++++ Data for this exercise ++++
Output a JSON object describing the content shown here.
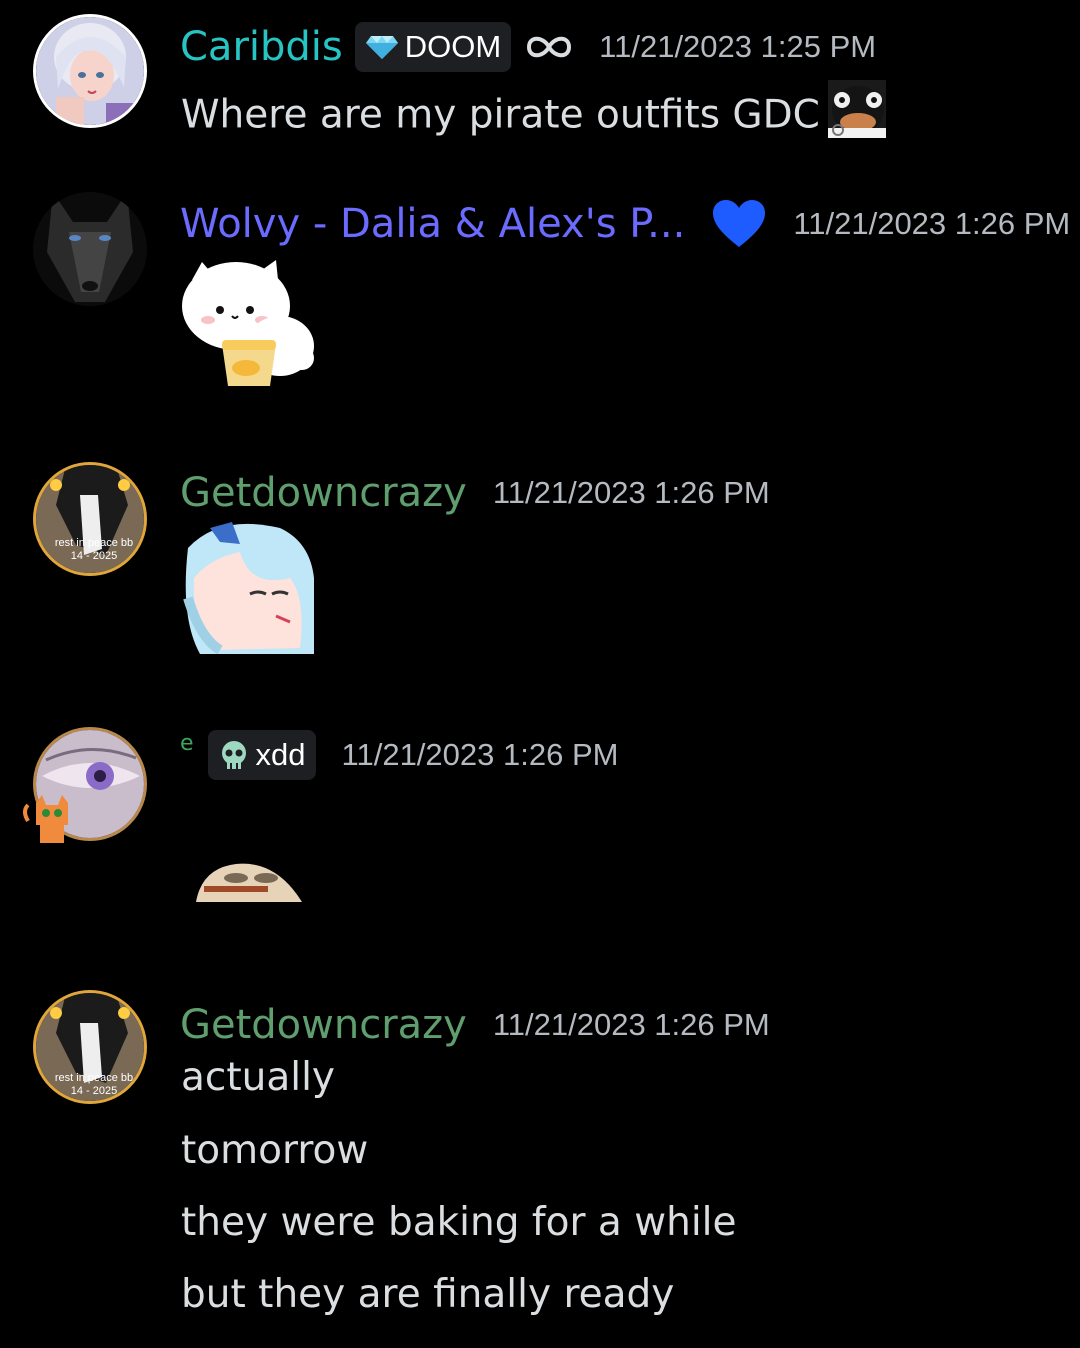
{
  "messages": [
    {
      "username": "Caribdis",
      "username_color": "#27c4c4",
      "tag": {
        "icon": "diamond-icon",
        "label": "DOOM"
      },
      "extra_icon": "infinity-icon",
      "timestamp": "11/21/2023 1:25 PM",
      "lines": [
        "Where are my pirate outfits GDC"
      ],
      "inline_emoji": "pingu-emoji"
    },
    {
      "username": "Wolvy - Dalia & Alex's P...",
      "username_color": "#6b6bff",
      "extra_icon": "blue-heart-icon",
      "timestamp": "11/21/2023 1:26 PM",
      "sticker": "cat-eating-chips-sticker"
    },
    {
      "username": "Getdowncrazy",
      "username_color": "#5f9e6e",
      "timestamp": "11/21/2023 1:26 PM",
      "sticker": "anime-girl-sticker",
      "avatar_text": [
        "rest in peace bb",
        "14 - 2025"
      ]
    },
    {
      "username": "e",
      "username_color": "#3ba55c",
      "tag": {
        "icon": "skull-icon",
        "label": "xdd"
      },
      "timestamp": "11/21/2023 1:26 PM",
      "sticker": "peeking-emote-sticker"
    },
    {
      "username": "Getdowncrazy",
      "username_color": "#5f9e6e",
      "timestamp": "11/21/2023 1:26 PM",
      "avatar_text": [
        "rest in peace bb",
        "14 - 2025"
      ],
      "lines": [
        "actually",
        "tomorrow",
        "they were baking for a while",
        "but they are finally ready"
      ]
    }
  ]
}
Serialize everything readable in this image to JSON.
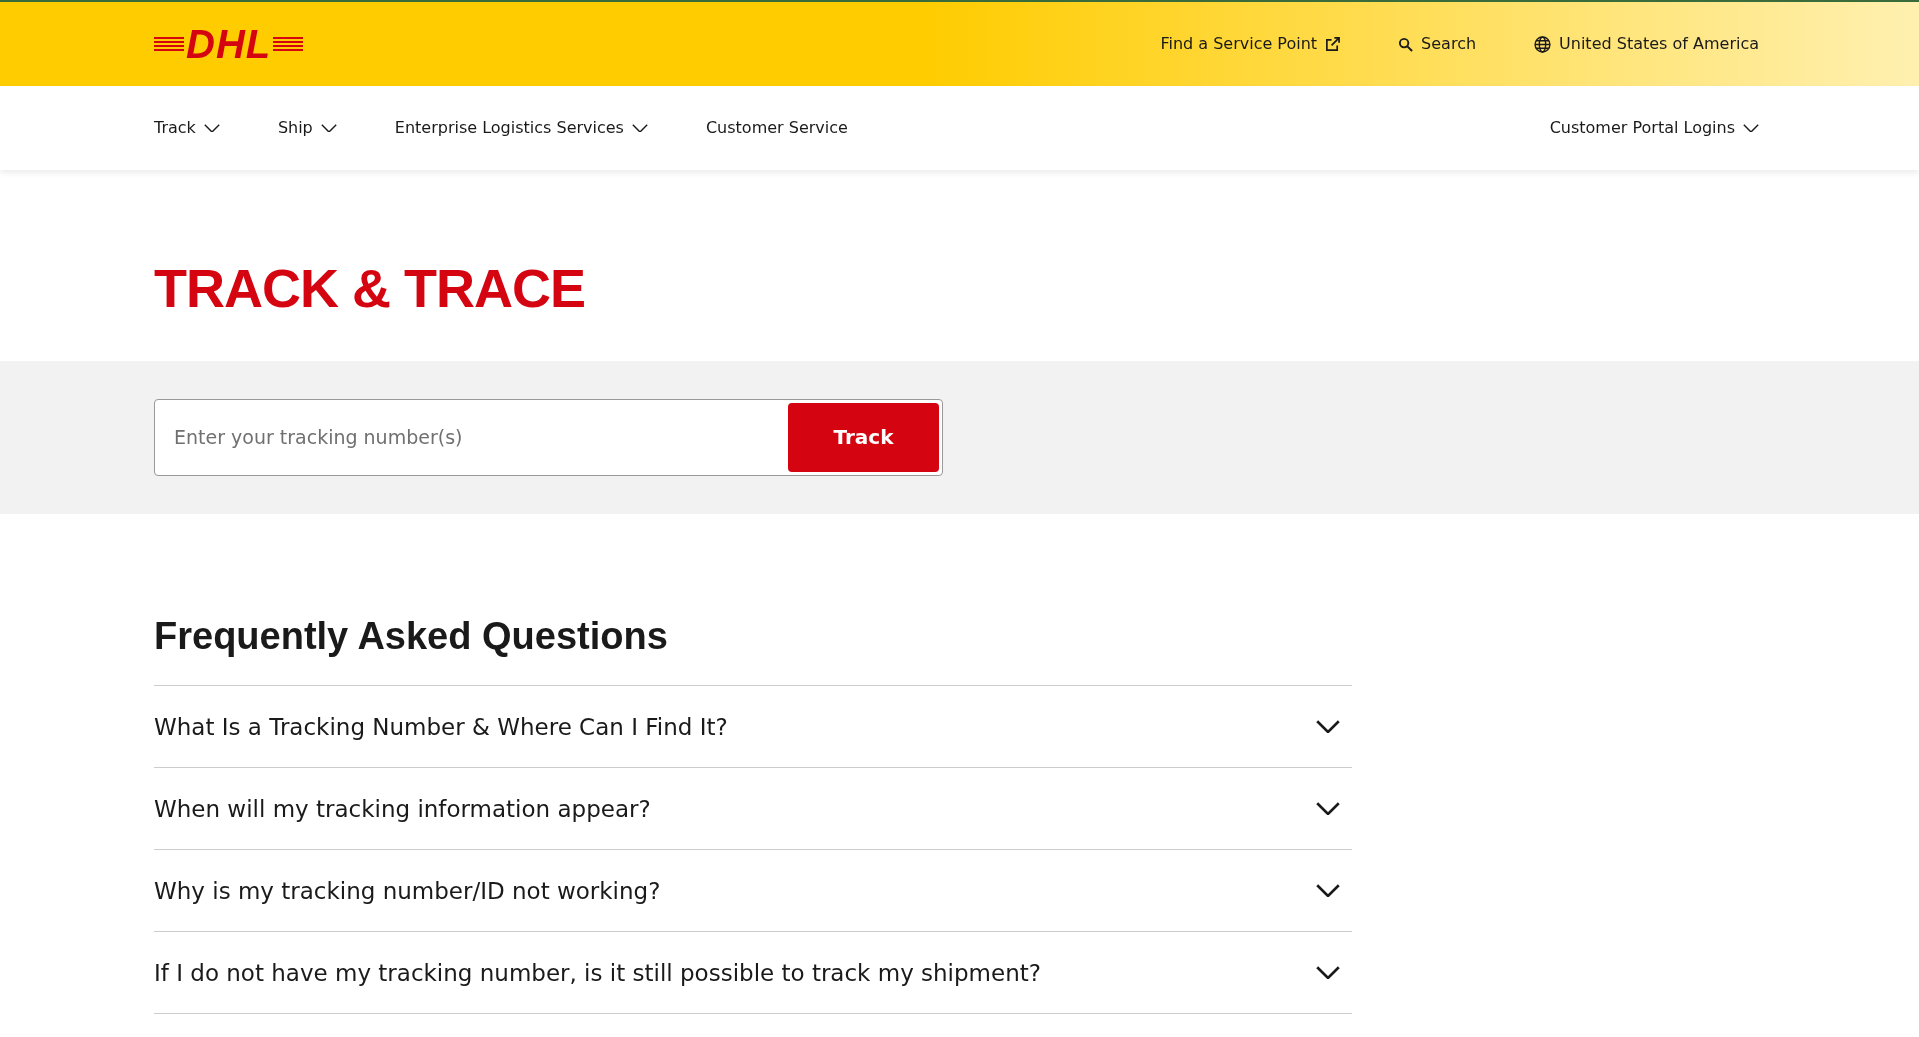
{
  "logo": {
    "text": "DHL"
  },
  "utility_links": [
    {
      "kind": "external",
      "label": "Find a Service Point"
    },
    {
      "kind": "search",
      "label": "Search"
    },
    {
      "kind": "country",
      "label": "United States of America"
    }
  ],
  "nav": {
    "items": [
      {
        "label": "Track",
        "dropdown": true
      },
      {
        "label": "Ship",
        "dropdown": true
      },
      {
        "label": "Enterprise Logistics Services",
        "dropdown": true
      },
      {
        "label": "Customer Service",
        "dropdown": false
      }
    ],
    "right_items": [
      {
        "label": "Customer Portal Logins",
        "dropdown": true
      }
    ]
  },
  "page_title": "TRACK & TRACE",
  "tracking": {
    "placeholder": "Enter your tracking number(s)",
    "button": "Track"
  },
  "faq": {
    "title": "Frequently Asked Questions",
    "items": [
      {
        "question": "What Is a Tracking Number & Where Can I Find It?",
        "expanded": false
      },
      {
        "question": "When will my tracking information appear?",
        "expanded": false
      },
      {
        "question": "Why is my tracking number/ID not working?",
        "expanded": false
      },
      {
        "question": "If I do not have my tracking number, is it still possible to track my shipment?",
        "expanded": false
      }
    ]
  }
}
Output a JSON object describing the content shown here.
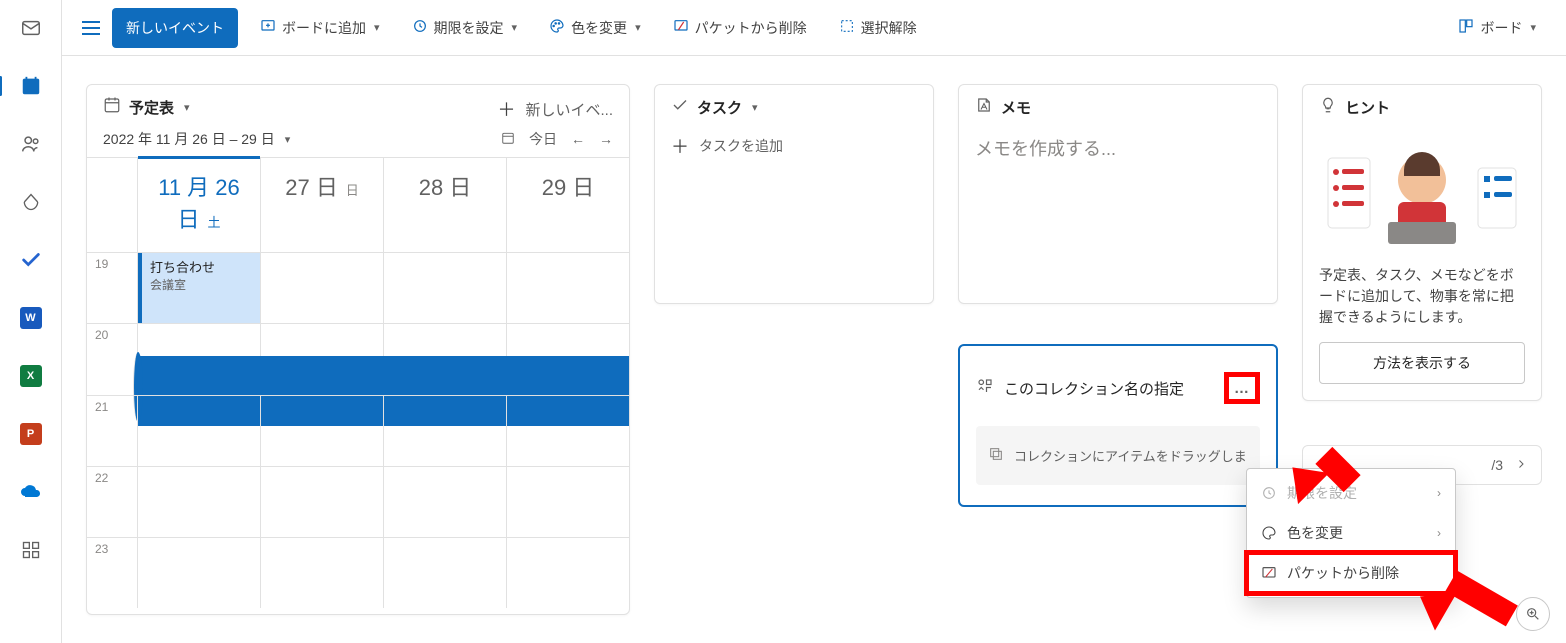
{
  "toolbar": {
    "new_event": "新しいイベント",
    "add_to_board": "ボードに追加",
    "set_due": "期限を設定",
    "change_color": "色を変更",
    "remove_bucket": "パケットから削除",
    "deselect": "選択解除",
    "board_view": "ボード"
  },
  "calendar": {
    "title": "予定表",
    "new_event_short": "新しいイベ...",
    "range": "2022 年 11 月 26 日 – 29 日",
    "today": "今日",
    "days": [
      {
        "num": "11 月 26 日",
        "dow": "土",
        "today": true
      },
      {
        "num": "27 日",
        "dow": "日",
        "today": false
      },
      {
        "num": "28 日",
        "dow": "",
        "today": false
      },
      {
        "num": "29 日",
        "dow": "",
        "today": false
      }
    ],
    "hours": [
      "19",
      "20",
      "21",
      "22",
      "23"
    ],
    "event": {
      "title": "打ち合わせ",
      "location": "会議室"
    }
  },
  "tasks": {
    "title": "タスク",
    "add": "タスクを追加"
  },
  "memo": {
    "title": "メモ",
    "placeholder": "メモを作成する..."
  },
  "collection": {
    "title": "このコレクション名の指定",
    "drag_hint": "コレクションにアイテムをドラッグしま"
  },
  "hint": {
    "title": "ヒント",
    "body": "予定表、タスク、メモなどをボードに追加して、物事を常に把握できるようにします。",
    "cta": "方法を表示する",
    "pager": "/3"
  },
  "context_menu": {
    "set_due": "期限を設定",
    "change_color": "色を変更",
    "remove_bucket": "パケットから削除"
  },
  "icons": {
    "calendar": "📅",
    "clock": "🕘",
    "palette": "🎨",
    "bucket_remove": "⧉",
    "deselect": "⬚",
    "board": "▦",
    "task_check": "✓",
    "memo": "A]",
    "collection": "⧉",
    "lightbulb": "💡",
    "chev_down": "▾",
    "chev_left": "←",
    "chev_right": "→",
    "plus": "＋",
    "more": "…",
    "zoom": "🔍"
  }
}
++++
**Task to carry out**
Search the records for the word "Where", then list every line that has it.

**Solution to this exercise**
        "Where are my pirate outfits GDC"
        "question": "What Is a Tracking Number & Where Can I Find It?",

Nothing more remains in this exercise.